(Source material):
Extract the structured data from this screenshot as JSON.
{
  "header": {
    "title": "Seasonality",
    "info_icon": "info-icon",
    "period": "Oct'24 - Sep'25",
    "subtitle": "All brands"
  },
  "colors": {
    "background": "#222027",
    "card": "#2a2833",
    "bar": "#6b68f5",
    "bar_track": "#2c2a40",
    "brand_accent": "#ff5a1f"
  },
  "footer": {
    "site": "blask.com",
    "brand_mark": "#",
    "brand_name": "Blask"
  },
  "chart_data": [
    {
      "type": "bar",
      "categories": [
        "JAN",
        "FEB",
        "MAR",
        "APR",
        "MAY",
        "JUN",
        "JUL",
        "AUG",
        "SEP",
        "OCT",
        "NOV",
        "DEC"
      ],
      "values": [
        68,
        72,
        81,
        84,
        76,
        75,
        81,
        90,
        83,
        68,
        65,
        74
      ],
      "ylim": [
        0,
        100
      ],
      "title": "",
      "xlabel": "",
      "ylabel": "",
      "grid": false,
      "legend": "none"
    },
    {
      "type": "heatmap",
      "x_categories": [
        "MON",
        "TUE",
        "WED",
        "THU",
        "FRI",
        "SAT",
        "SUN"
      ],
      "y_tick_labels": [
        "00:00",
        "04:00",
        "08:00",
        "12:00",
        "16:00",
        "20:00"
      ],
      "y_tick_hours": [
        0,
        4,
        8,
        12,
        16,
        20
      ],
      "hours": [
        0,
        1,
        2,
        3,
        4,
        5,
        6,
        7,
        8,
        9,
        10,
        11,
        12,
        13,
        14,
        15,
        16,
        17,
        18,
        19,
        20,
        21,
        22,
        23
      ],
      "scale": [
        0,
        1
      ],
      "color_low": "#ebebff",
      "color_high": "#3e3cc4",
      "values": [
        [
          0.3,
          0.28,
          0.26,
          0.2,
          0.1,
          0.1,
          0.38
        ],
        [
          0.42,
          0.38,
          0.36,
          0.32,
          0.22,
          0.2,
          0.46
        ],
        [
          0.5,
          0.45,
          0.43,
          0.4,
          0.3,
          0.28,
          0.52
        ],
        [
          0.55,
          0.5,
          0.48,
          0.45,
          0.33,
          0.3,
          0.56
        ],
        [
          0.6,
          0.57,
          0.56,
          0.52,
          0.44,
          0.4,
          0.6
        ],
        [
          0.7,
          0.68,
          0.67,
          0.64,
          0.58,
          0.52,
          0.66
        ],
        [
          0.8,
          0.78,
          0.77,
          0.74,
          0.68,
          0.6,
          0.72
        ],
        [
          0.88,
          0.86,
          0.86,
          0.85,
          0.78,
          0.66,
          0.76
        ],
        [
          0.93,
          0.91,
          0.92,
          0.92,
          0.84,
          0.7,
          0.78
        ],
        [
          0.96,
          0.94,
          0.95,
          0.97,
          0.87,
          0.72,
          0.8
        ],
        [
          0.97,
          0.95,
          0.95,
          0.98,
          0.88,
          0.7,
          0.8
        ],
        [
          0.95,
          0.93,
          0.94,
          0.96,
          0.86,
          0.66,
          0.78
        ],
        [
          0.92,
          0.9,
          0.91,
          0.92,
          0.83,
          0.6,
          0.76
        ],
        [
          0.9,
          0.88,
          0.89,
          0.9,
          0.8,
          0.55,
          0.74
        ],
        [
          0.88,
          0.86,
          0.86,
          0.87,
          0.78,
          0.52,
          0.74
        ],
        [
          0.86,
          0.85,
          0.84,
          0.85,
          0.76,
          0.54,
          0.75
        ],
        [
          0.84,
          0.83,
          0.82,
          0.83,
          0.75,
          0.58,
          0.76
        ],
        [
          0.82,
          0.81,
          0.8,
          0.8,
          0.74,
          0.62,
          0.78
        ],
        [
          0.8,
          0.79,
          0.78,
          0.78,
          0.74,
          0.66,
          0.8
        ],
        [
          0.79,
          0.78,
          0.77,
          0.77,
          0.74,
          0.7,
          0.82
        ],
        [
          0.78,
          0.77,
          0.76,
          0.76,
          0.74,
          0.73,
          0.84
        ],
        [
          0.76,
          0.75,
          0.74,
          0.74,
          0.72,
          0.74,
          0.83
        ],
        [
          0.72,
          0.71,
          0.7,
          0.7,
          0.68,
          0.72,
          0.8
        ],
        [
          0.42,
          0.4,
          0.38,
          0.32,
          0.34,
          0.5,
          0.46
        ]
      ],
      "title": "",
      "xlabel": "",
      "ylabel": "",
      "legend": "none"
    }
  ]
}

(Task statement):
Copy all the entries verbatim.

(Response to this exercise):
Extract the structured data from this screenshot as JSON.
{
  "header": {
    "title": "Seasonality",
    "info_icon": "info-icon",
    "period": "Oct'24 - Sep'25",
    "subtitle": "All brands"
  },
  "colors": {
    "background": "#222027",
    "card": "#2a2833",
    "bar": "#6b68f5",
    "bar_track": "#2c2a40",
    "brand_accent": "#ff5a1f"
  },
  "footer": {
    "site": "blask.com",
    "brand_mark": "#",
    "brand_name": "Blask"
  },
  "chart_data": [
    {
      "type": "bar",
      "categories": [
        "JAN",
        "FEB",
        "MAR",
        "APR",
        "MAY",
        "JUN",
        "JUL",
        "AUG",
        "SEP",
        "OCT",
        "NOV",
        "DEC"
      ],
      "values": [
        68,
        72,
        81,
        84,
        76,
        75,
        81,
        90,
        83,
        68,
        65,
        74
      ],
      "ylim": [
        0,
        100
      ],
      "title": "",
      "xlabel": "",
      "ylabel": "",
      "grid": false,
      "legend": "none"
    },
    {
      "type": "heatmap",
      "x_categories": [
        "MON",
        "TUE",
        "WED",
        "THU",
        "FRI",
        "SAT",
        "SUN"
      ],
      "y_tick_labels": [
        "00:00",
        "04:00",
        "08:00",
        "12:00",
        "16:00",
        "20:00"
      ],
      "y_tick_hours": [
        0,
        4,
        8,
        12,
        16,
        20
      ],
      "hours": [
        0,
        1,
        2,
        3,
        4,
        5,
        6,
        7,
        8,
        9,
        10,
        11,
        12,
        13,
        14,
        15,
        16,
        17,
        18,
        19,
        20,
        21,
        22,
        23
      ],
      "scale": [
        0,
        1
      ],
      "color_low": "#ebebff",
      "color_high": "#3e3cc4",
      "values": [
        [
          0.3,
          0.28,
          0.26,
          0.2,
          0.1,
          0.1,
          0.38
        ],
        [
          0.42,
          0.38,
          0.36,
          0.32,
          0.22,
          0.2,
          0.46
        ],
        [
          0.5,
          0.45,
          0.43,
          0.4,
          0.3,
          0.28,
          0.52
        ],
        [
          0.55,
          0.5,
          0.48,
          0.45,
          0.33,
          0.3,
          0.56
        ],
        [
          0.6,
          0.57,
          0.56,
          0.52,
          0.44,
          0.4,
          0.6
        ],
        [
          0.7,
          0.68,
          0.67,
          0.64,
          0.58,
          0.52,
          0.66
        ],
        [
          0.8,
          0.78,
          0.77,
          0.74,
          0.68,
          0.6,
          0.72
        ],
        [
          0.88,
          0.86,
          0.86,
          0.85,
          0.78,
          0.66,
          0.76
        ],
        [
          0.93,
          0.91,
          0.92,
          0.92,
          0.84,
          0.7,
          0.78
        ],
        [
          0.96,
          0.94,
          0.95,
          0.97,
          0.87,
          0.72,
          0.8
        ],
        [
          0.97,
          0.95,
          0.95,
          0.98,
          0.88,
          0.7,
          0.8
        ],
        [
          0.95,
          0.93,
          0.94,
          0.96,
          0.86,
          0.66,
          0.78
        ],
        [
          0.92,
          0.9,
          0.91,
          0.92,
          0.83,
          0.6,
          0.76
        ],
        [
          0.9,
          0.88,
          0.89,
          0.9,
          0.8,
          0.55,
          0.74
        ],
        [
          0.88,
          0.86,
          0.86,
          0.87,
          0.78,
          0.52,
          0.74
        ],
        [
          0.86,
          0.85,
          0.84,
          0.85,
          0.76,
          0.54,
          0.75
        ],
        [
          0.84,
          0.83,
          0.82,
          0.83,
          0.75,
          0.58,
          0.76
        ],
        [
          0.82,
          0.81,
          0.8,
          0.8,
          0.74,
          0.62,
          0.78
        ],
        [
          0.8,
          0.79,
          0.78,
          0.78,
          0.74,
          0.66,
          0.8
        ],
        [
          0.79,
          0.78,
          0.77,
          0.77,
          0.74,
          0.7,
          0.82
        ],
        [
          0.78,
          0.77,
          0.76,
          0.76,
          0.74,
          0.73,
          0.84
        ],
        [
          0.76,
          0.75,
          0.74,
          0.74,
          0.72,
          0.74,
          0.83
        ],
        [
          0.72,
          0.71,
          0.7,
          0.7,
          0.68,
          0.72,
          0.8
        ],
        [
          0.42,
          0.4,
          0.38,
          0.32,
          0.34,
          0.5,
          0.46
        ]
      ],
      "title": "",
      "xlabel": "",
      "ylabel": "",
      "legend": "none"
    }
  ]
}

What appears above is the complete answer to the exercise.